- Exercise task -
Only the lines from the line holding "Enumerate this screenshot's content" to the last line should be output, each exactly as given.

- Supplied material -
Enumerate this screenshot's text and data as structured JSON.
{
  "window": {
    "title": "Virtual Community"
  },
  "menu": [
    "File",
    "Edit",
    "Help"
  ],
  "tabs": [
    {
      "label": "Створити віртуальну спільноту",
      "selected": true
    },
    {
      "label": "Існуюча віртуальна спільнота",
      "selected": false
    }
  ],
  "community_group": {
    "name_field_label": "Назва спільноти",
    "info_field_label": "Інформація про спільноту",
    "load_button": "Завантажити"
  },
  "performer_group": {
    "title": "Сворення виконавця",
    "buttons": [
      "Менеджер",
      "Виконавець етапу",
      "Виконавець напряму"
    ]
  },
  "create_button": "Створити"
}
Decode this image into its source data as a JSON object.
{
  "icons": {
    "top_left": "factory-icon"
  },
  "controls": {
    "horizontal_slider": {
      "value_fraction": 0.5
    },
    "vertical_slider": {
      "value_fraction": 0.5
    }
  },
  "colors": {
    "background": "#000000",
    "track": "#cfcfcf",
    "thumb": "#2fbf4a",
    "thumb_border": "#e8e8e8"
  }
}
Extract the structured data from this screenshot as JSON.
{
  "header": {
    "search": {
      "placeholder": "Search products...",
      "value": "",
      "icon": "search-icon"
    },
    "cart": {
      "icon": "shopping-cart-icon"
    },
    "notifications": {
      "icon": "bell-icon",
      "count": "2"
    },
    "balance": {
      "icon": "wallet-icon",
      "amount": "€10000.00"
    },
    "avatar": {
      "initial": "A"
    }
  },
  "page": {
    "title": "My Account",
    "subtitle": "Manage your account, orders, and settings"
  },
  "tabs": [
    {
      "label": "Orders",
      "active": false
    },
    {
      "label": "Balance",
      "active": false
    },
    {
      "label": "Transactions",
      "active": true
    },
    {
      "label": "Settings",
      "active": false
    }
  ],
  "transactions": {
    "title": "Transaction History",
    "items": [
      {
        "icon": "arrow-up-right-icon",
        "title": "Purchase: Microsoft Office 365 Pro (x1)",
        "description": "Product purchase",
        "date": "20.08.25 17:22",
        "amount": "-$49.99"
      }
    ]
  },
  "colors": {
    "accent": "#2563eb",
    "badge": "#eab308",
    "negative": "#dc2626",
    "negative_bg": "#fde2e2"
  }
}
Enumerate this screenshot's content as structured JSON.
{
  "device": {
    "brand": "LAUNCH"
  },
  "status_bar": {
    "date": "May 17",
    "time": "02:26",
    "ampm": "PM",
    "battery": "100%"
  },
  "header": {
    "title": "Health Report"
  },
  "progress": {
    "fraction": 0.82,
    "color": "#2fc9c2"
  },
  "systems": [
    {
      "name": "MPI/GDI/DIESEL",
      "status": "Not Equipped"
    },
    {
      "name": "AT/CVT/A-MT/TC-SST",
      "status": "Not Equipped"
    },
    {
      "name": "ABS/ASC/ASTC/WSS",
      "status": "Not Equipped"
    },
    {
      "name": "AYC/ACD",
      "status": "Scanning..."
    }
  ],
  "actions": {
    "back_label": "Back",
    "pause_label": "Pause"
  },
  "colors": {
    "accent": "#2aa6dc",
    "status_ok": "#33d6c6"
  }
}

- Answer to this exercise -
Enumerate this screenshot's content as structured JSON.
{
  "device": {
    "brand": "LAUNCH"
  },
  "status_bar": {
    "date": "May 17",
    "time": "02:26",
    "ampm": "PM",
    "battery": "100%"
  },
  "header": {
    "title": "Health Report"
  },
  "progress": {
    "fraction": 0.82,
    "color": "#2fc9c2"
  },
  "systems": [
    {
      "name": "MPI/GDI/DIESEL",
      "status": "Not Equipped"
    },
    {
      "name": "AT/CVT/A-MT/TC-SST",
      "status": "Not Equipped"
    },
    {
      "name": "ABS/ASC/ASTC/WSS",
      "status": "Not Equipped"
    },
    {
      "name": "AYC/ACD",
      "status": "Scanning..."
    }
  ],
  "actions": {
    "back_label": "Back",
    "pause_label": "Pause"
  },
  "colors": {
    "accent": "#2aa6dc",
    "status_ok": "#33d6c6"
  }
}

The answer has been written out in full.